Information provided:

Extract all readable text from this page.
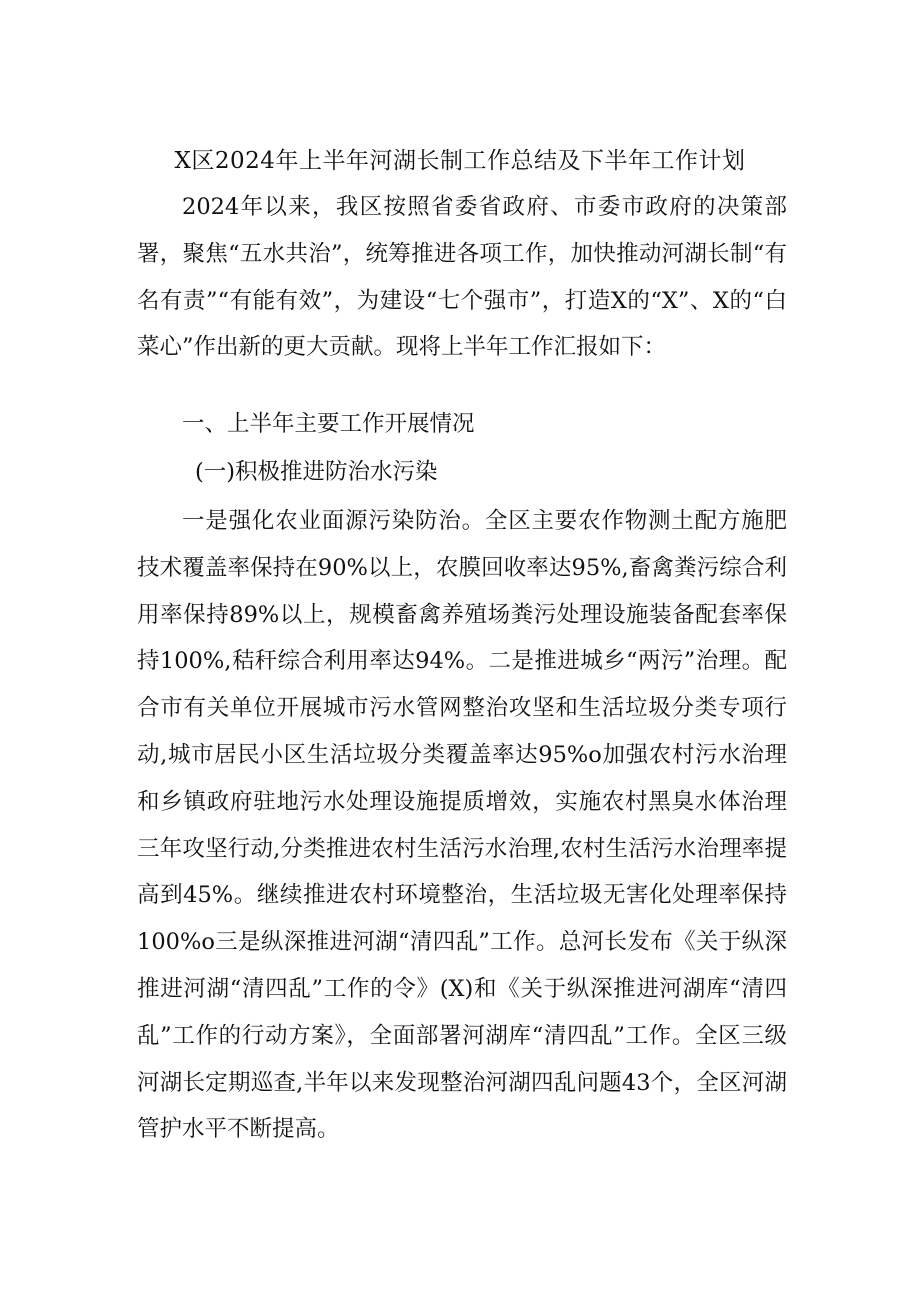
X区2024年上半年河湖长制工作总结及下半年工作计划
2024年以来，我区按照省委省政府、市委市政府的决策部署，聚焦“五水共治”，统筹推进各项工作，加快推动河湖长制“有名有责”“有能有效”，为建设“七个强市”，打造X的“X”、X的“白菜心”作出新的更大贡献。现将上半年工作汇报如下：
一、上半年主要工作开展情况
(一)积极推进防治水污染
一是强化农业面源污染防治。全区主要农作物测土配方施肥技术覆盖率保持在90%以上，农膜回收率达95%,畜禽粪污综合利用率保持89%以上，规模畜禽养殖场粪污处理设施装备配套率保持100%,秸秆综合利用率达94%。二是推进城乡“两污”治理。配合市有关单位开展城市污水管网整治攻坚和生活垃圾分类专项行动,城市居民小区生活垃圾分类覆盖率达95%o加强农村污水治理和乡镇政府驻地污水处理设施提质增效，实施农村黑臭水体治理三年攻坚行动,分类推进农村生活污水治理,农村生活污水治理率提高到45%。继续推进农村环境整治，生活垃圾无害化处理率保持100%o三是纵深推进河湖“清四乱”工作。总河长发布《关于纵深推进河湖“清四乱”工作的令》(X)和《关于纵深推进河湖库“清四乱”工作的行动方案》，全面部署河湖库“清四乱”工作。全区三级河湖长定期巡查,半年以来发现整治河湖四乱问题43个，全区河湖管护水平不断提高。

Task statement: Print each line of the material above exactly, with the pictures removed from your copy.

Right answer:
Extract all readable text from this page.
X区2024年上半年河湖长制工作总结及下半年工作计划
2024年以来，我区按照省委省政府、市委市政府的决策部署，聚焦“五水共治”，统筹推进各项工作，加快推动河湖长制“有名有责”“有能有效”，为建设“七个强市”，打造X的“X”、X的“白菜心”作出新的更大贡献。现将上半年工作汇报如下：
一、上半年主要工作开展情况
(一)积极推进防治水污染
一是强化农业面源污染防治。全区主要农作物测土配方施肥技术覆盖率保持在90%以上，农膜回收率达95%,畜禽粪污综合利用率保持89%以上，规模畜禽养殖场粪污处理设施装备配套率保持100%,秸秆综合利用率达94%。二是推进城乡“两污”治理。配合市有关单位开展城市污水管网整治攻坚和生活垃圾分类专项行动,城市居民小区生活垃圾分类覆盖率达95%o加强农村污水治理和乡镇政府驻地污水处理设施提质增效，实施农村黑臭水体治理三年攻坚行动,分类推进农村生活污水治理,农村生活污水治理率提高到45%。继续推进农村环境整治，生活垃圾无害化处理率保持100%o三是纵深推进河湖“清四乱”工作。总河长发布《关于纵深推进河湖“清四乱”工作的令》(X)和《关于纵深推进河湖库“清四乱”工作的行动方案》，全面部署河湖库“清四乱”工作。全区三级河湖长定期巡查,半年以来发现整治河湖四乱问题43个，全区河湖管护水平不断提高。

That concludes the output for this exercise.